-- start Records supplied --

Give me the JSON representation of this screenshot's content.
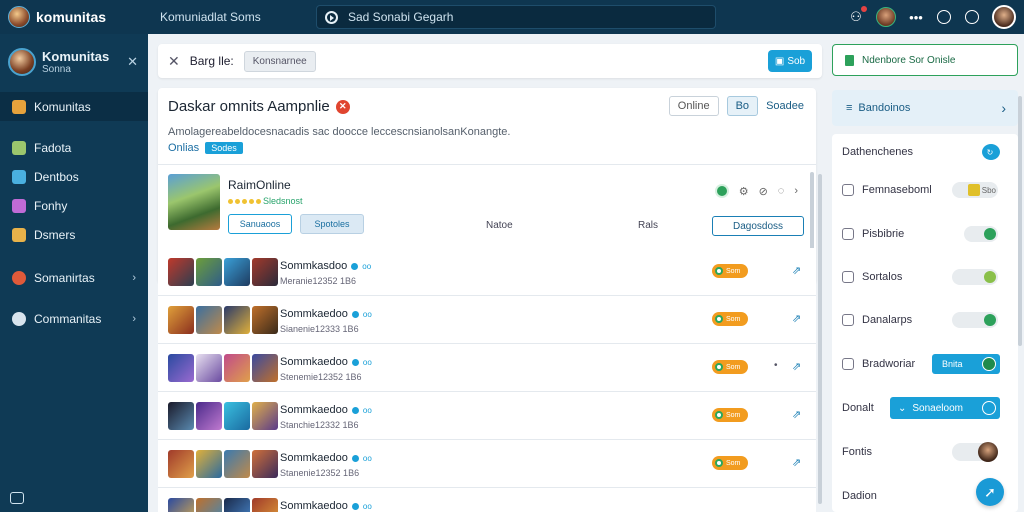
{
  "topbar": {
    "brand": "komunitas",
    "title": "Komuniadlat Soms",
    "search_text": "Sad Sonabi Gegarh"
  },
  "sidebar": {
    "name": "Komunitas",
    "sub": "Sonna",
    "items": [
      {
        "label": "Komunitas",
        "active": true,
        "color": "#e6a23c"
      },
      {
        "label": "Fadota",
        "color": "#9bc66d"
      },
      {
        "label": "Dentbos",
        "color": "#4ab0e0"
      },
      {
        "label": "Fonhy",
        "color": "#c06bd6"
      },
      {
        "label": "Dsmers",
        "color": "#e8b24a"
      },
      {
        "label": "Somanirtas",
        "color": "#e05a3a"
      },
      {
        "label": "Commanitas",
        "color": "#d8e4ee"
      }
    ]
  },
  "crumb": {
    "label": "Barg lle:",
    "chip": "Konsnarnee",
    "btn": "Sob"
  },
  "card": {
    "title": "Daskar omnits Aampnlie",
    "tab1": "Online",
    "tab2": "Bo",
    "tab_link": "Soadee",
    "desc": "Amolagereabeldocesnacadis sac doocce leccescnsianolsanKonangte.",
    "meta": "Onlias",
    "meta_chip": "Sodes",
    "game_name": "RaimOnline",
    "game_stars_text": "Sledsnost",
    "btn1": "Sanuaoos",
    "btn2": "Spotoles",
    "col_a": "Natoe",
    "col_b": "Rals",
    "btn3": "Dagosdoss"
  },
  "rows": [
    {
      "name": "Sommkasdoo",
      "tag": "oo",
      "sub": "Meranie12352 1B6",
      "pill": "Som"
    },
    {
      "name": "Sommkaedoo",
      "tag": "oo",
      "sub": "Sianenie12333 1B6",
      "pill": "Som"
    },
    {
      "name": "Sommkaedoo",
      "tag": "oo",
      "sub": "Stenemie12352 1B6",
      "pill": "Som"
    },
    {
      "name": "Sommkaedoo",
      "tag": "oo",
      "sub": "Stanchie12332 1B6",
      "pill": "Som"
    },
    {
      "name": "Sommkaedoo",
      "tag": "oo",
      "sub": "Stanenie12352 1B6",
      "pill": "Som"
    },
    {
      "name": "Sommkaedoo",
      "tag": "oo",
      "sub": "",
      "pill": ""
    }
  ],
  "rpanel": {
    "top": "Ndenbore Sor Onisle",
    "block": "Bandoinos",
    "rows": [
      {
        "label": "Dathenchenes"
      },
      {
        "label": "Femnaseboml",
        "tog": "Sbo"
      },
      {
        "label": "Pisbibrie"
      },
      {
        "label": "Sortalos"
      },
      {
        "label": "Danalarps"
      },
      {
        "label": "Bradworiar",
        "sel": "Bnita"
      },
      {
        "label": "Donalt",
        "select": "Sonaeloom"
      },
      {
        "label": "Fontis"
      },
      {
        "label": "Dadion"
      }
    ]
  }
}
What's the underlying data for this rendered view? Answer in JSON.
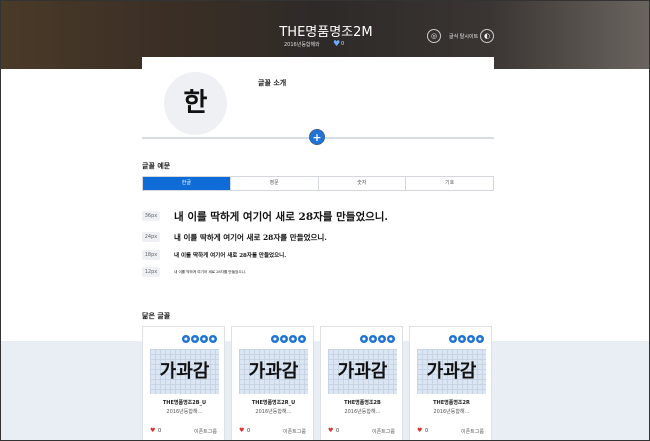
{
  "hero": {
    "title": "THE명품명조2M",
    "subtitle": "2016년등합해와",
    "like_count": "0",
    "buttons": [
      {
        "icon": "chat-icon",
        "glyph": "◎"
      },
      {
        "label": "글식 탈시이트",
        "icon": "globe-icon",
        "glyph": "◐"
      }
    ]
  },
  "intro": {
    "glyph": "한",
    "label": "글꼴 소개",
    "expand_glyph": "+"
  },
  "samples": {
    "title": "글꼴 예문",
    "tabs": [
      "한글",
      "영문",
      "숫자",
      "기호"
    ],
    "active_tab": 0,
    "rows": [
      {
        "size": "36px",
        "text": "내 이를 딱하게 여기어 새로 28자를 만들었으니."
      },
      {
        "size": "24px",
        "text": "내 이를 딱하게 여기어 새로 28자를 만들었으니."
      },
      {
        "size": "18px",
        "text": "내 이를 딱하게 여기어 새로 28자를 만들었으니."
      },
      {
        "size": "12px",
        "text": "내 이를 딱하게 여기어 새로 28자를 만들었으니."
      }
    ]
  },
  "similar": {
    "title": "닮은 글꼴",
    "cards": [
      {
        "glyph": "가과감",
        "name": "THE명품명조2B_U",
        "maker": "2016년등합해…",
        "count": "0",
        "owner": "이픈트그룹"
      },
      {
        "glyph": "가과감",
        "name": "THE명품명조2R_U",
        "maker": "2016년등합해…",
        "count": "0",
        "owner": "이픈트그룹"
      },
      {
        "glyph": "가과감",
        "name": "THE명품명조2B",
        "maker": "2016년등합해…",
        "count": "0",
        "owner": "이픈트그룹"
      },
      {
        "glyph": "가과감",
        "name": "THE명품명조2R",
        "maker": "2016년등합해…",
        "count": "0",
        "owner": "이픈트그룹"
      }
    ]
  },
  "colors": {
    "accent": "#0f6cd6",
    "heart": "#e03030",
    "similar_bg": "#e9eef5"
  }
}
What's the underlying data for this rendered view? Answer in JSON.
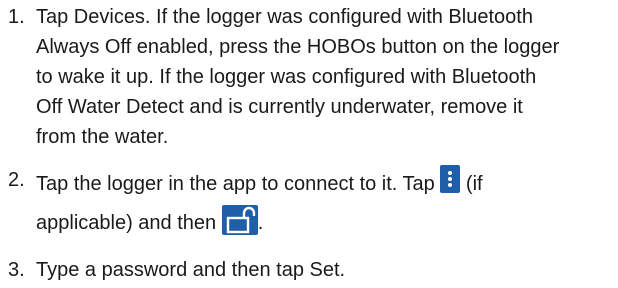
{
  "steps": [
    {
      "number": "1.",
      "lines": [
        "Tap Devices. If the logger was configured with Bluetooth",
        "Always Off enabled, press the HOBOs button on the logger",
        "to wake it up. If the logger was configured with Bluetooth",
        "Off Water Detect and is currently underwater, remove it",
        "from the water."
      ]
    },
    {
      "number": "2.",
      "line1_before_icon": "Tap the logger in the app to connect to it. Tap ",
      "line1_after_icon": " (if",
      "line2_before_icon": "applicable) and then ",
      "line2_after_icon": "."
    },
    {
      "number": "3.",
      "lines": [
        "Type a password and then tap Set."
      ]
    }
  ],
  "icons": {
    "menu": "more-vertical-icon",
    "unlock": "unlock-icon",
    "icon_color": "#1f5fa8"
  }
}
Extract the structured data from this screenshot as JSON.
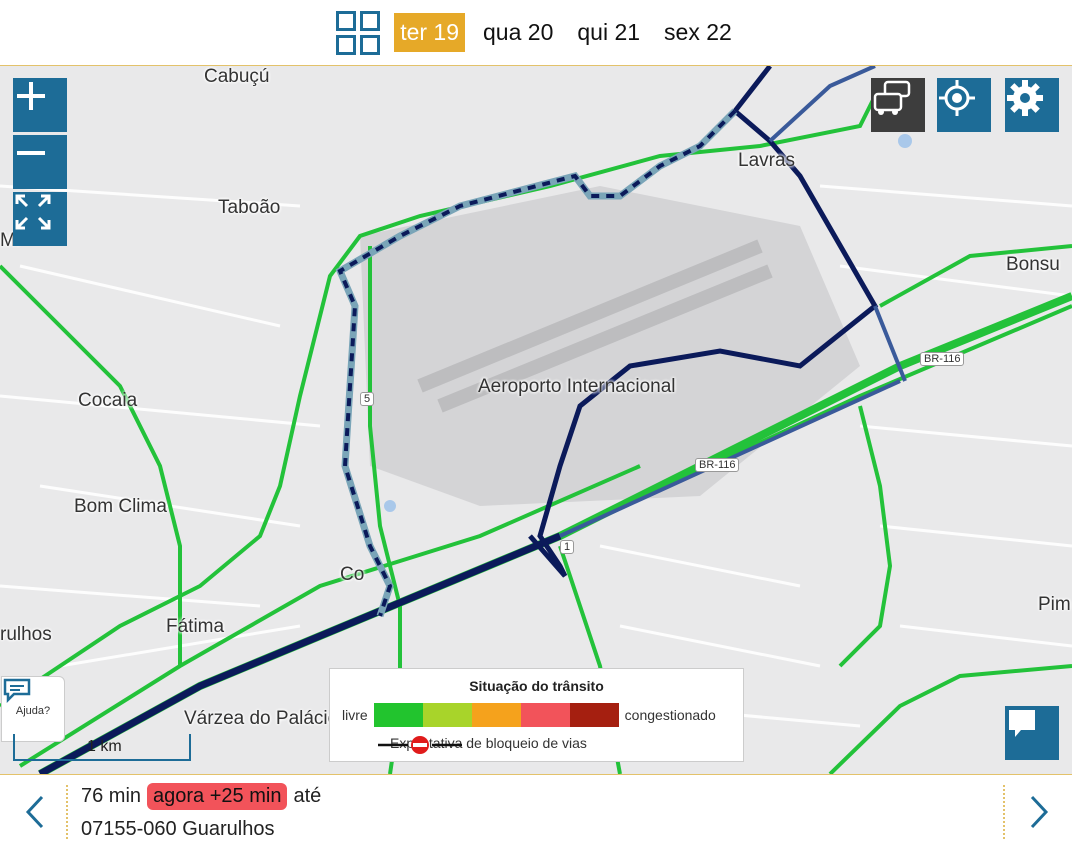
{
  "days": {
    "grid_icon": "grid-icon",
    "items": [
      {
        "label": "ter 19",
        "active": true
      },
      {
        "label": "qua 20",
        "active": false
      },
      {
        "label": "qui 21",
        "active": false
      },
      {
        "label": "sex 22",
        "active": false
      }
    ]
  },
  "map": {
    "labels": {
      "cabucu": "Cabuçú",
      "taboao": "Taboão",
      "mi": "Mi",
      "lavras": "Lavras",
      "bonsu": "Bonsu",
      "aeroporto": "Aeroporto Internacional",
      "cocaia": "Cocaia",
      "bom_clima": "Bom Clima",
      "fatima": "Fátima",
      "rulhos": "rulhos",
      "varzea": "Várzea do Palácio",
      "pim": "Pim",
      "co": "Co"
    },
    "shields": {
      "br116_a": "BR-116",
      "br116_b": "BR-116",
      "sp": "5",
      "br_c": "1"
    },
    "controls": {
      "zoom_in": "plus-icon",
      "zoom_out": "minus-icon",
      "fit": "expand-icon",
      "traffic": "car-traffic-icon",
      "locate": "target-icon",
      "settings": "gear-icon"
    },
    "colors": {
      "route_main": "#0b1a5a",
      "route_alt": "#3a5a9a",
      "traffic_free": "#23c23a",
      "accent": "#1d6c97"
    }
  },
  "legend": {
    "title": "Situação do trânsito",
    "free": "livre",
    "congested": "congestionado",
    "scale_colors": [
      "#22c42e",
      "#a8d42a",
      "#f5a21c",
      "#f2535a",
      "#a51f10"
    ],
    "block_text": "Expectativa de bloqueio de vias"
  },
  "help": {
    "label": "Ajuda?"
  },
  "scale": {
    "label": "1 km"
  },
  "trip": {
    "duration": "76 min",
    "delay": "agora +25 min",
    "until": "até",
    "destination": "07155-060 Guarulhos"
  }
}
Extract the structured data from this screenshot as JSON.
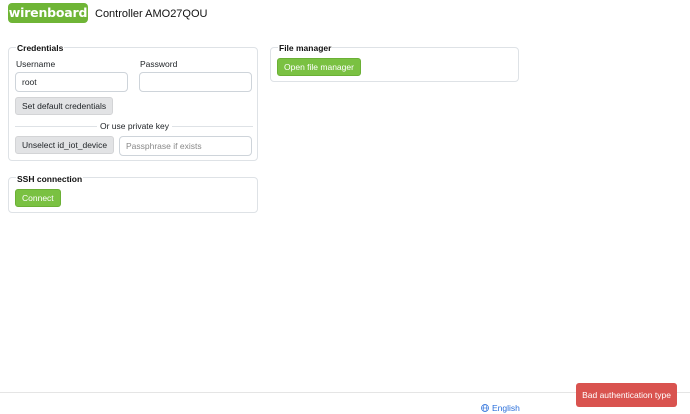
{
  "header": {
    "logo_text": "wirenboard",
    "title": "Controller AMO27QOU"
  },
  "credentials": {
    "title": "Credentials",
    "username_label": "Username",
    "username_value": "root",
    "password_label": "Password",
    "password_value": "",
    "set_default_label": "Set default credentials",
    "divider_text": "Or use private key",
    "unselect_key_label": "Unselect id_iot_device",
    "passphrase_placeholder": "Passphrase if exists"
  },
  "ssh": {
    "title": "SSH connection",
    "connect_label": "Connect"
  },
  "file_manager": {
    "title": "File manager",
    "open_label": "Open file manager"
  },
  "footer": {
    "language_label": "English",
    "language_icon": "globe-icon"
  },
  "toast": {
    "message": "Bad authentication type"
  },
  "colors": {
    "brand_green": "#6fb536",
    "button_green": "#7ac142",
    "error_red": "#d9534f",
    "link_blue": "#2a6fdb"
  }
}
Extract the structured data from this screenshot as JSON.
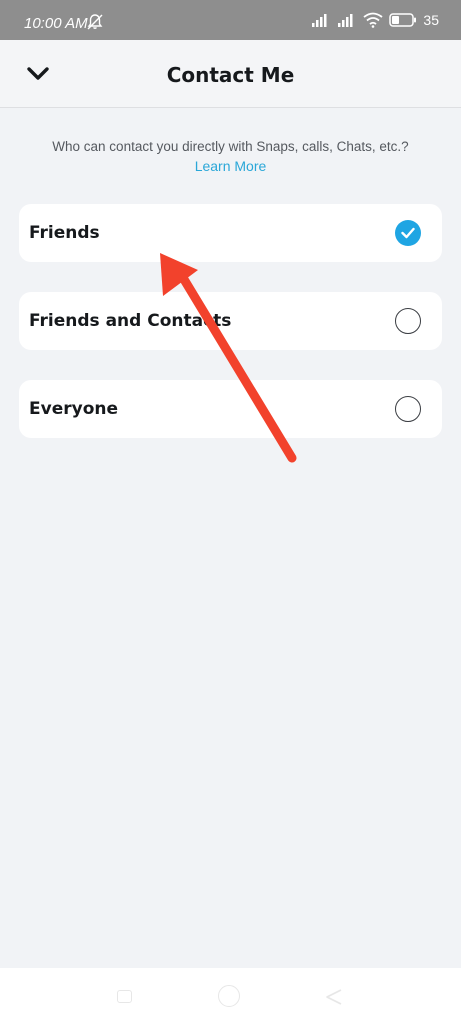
{
  "status_bar": {
    "time": "10:00 AM",
    "battery": "35"
  },
  "header": {
    "title": "Contact Me"
  },
  "description": "Who can contact you directly with Snaps, calls, Chats, etc.?",
  "learn_more": "Learn More",
  "options": [
    {
      "label": "Friends",
      "selected": true
    },
    {
      "label": "Friends and Contacts",
      "selected": false
    },
    {
      "label": "Everyone",
      "selected": false
    }
  ],
  "colors": {
    "accent": "#1fa5e3",
    "link": "#2aa7d8",
    "annotation_arrow": "#f2422c"
  }
}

-- end Records supplied --

■ Directive:
Give the number of lines in the entries that include the string "logger", and nothing more.

■ Task solution:
4